Short task: Reproduce the listing below in full and without alteration, apart from its pictures.

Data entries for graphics
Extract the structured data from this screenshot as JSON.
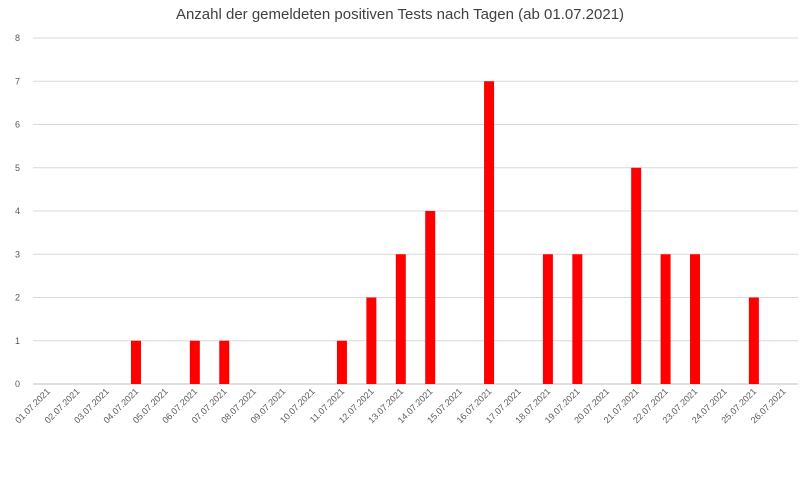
{
  "chart_data": {
    "type": "bar",
    "title": "Anzahl der gemeldeten positiven Tests nach Tagen (ab 01.07.2021)",
    "xlabel": "",
    "ylabel": "",
    "ylim": [
      0,
      8
    ],
    "yticks": [
      "0",
      "1",
      "2",
      "3",
      "4",
      "5",
      "6",
      "7",
      "8"
    ],
    "grid": true,
    "legend": "none",
    "bar_color": "#ff0000",
    "categories": [
      "01.07.2021",
      "02.07.2021",
      "03.07.2021",
      "04.07.2021",
      "05.07.2021",
      "06.07.2021",
      "07.07.2021",
      "08.07.2021",
      "09.07.2021",
      "10.07.2021",
      "11.07.2021",
      "12.07.2021",
      "13.07.2021",
      "14.07.2021",
      "15.07.2021",
      "16.07.2021",
      "17.07.2021",
      "18.07.2021",
      "19.07.2021",
      "20.07.2021",
      "21.07.2021",
      "22.07.2021",
      "23.07.2021",
      "24.07.2021",
      "25.07.2021",
      "26.07.2021"
    ],
    "values": [
      0,
      0,
      0,
      1,
      0,
      1,
      1,
      0,
      0,
      0,
      1,
      2,
      3,
      4,
      0,
      7,
      0,
      3,
      3,
      0,
      5,
      3,
      3,
      0,
      2,
      0
    ]
  }
}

The response:
Extract the structured data from this screenshot as JSON.
{
  "chart_data": {
    "type": "bar",
    "title": "Anzahl der gemeldeten positiven Tests nach Tagen (ab 01.07.2021)",
    "xlabel": "",
    "ylabel": "",
    "ylim": [
      0,
      8
    ],
    "yticks": [
      "0",
      "1",
      "2",
      "3",
      "4",
      "5",
      "6",
      "7",
      "8"
    ],
    "grid": true,
    "legend": "none",
    "bar_color": "#ff0000",
    "categories": [
      "01.07.2021",
      "02.07.2021",
      "03.07.2021",
      "04.07.2021",
      "05.07.2021",
      "06.07.2021",
      "07.07.2021",
      "08.07.2021",
      "09.07.2021",
      "10.07.2021",
      "11.07.2021",
      "12.07.2021",
      "13.07.2021",
      "14.07.2021",
      "15.07.2021",
      "16.07.2021",
      "17.07.2021",
      "18.07.2021",
      "19.07.2021",
      "20.07.2021",
      "21.07.2021",
      "22.07.2021",
      "23.07.2021",
      "24.07.2021",
      "25.07.2021",
      "26.07.2021"
    ],
    "values": [
      0,
      0,
      0,
      1,
      0,
      1,
      1,
      0,
      0,
      0,
      1,
      2,
      3,
      4,
      0,
      7,
      0,
      3,
      3,
      0,
      5,
      3,
      3,
      0,
      2,
      0
    ]
  }
}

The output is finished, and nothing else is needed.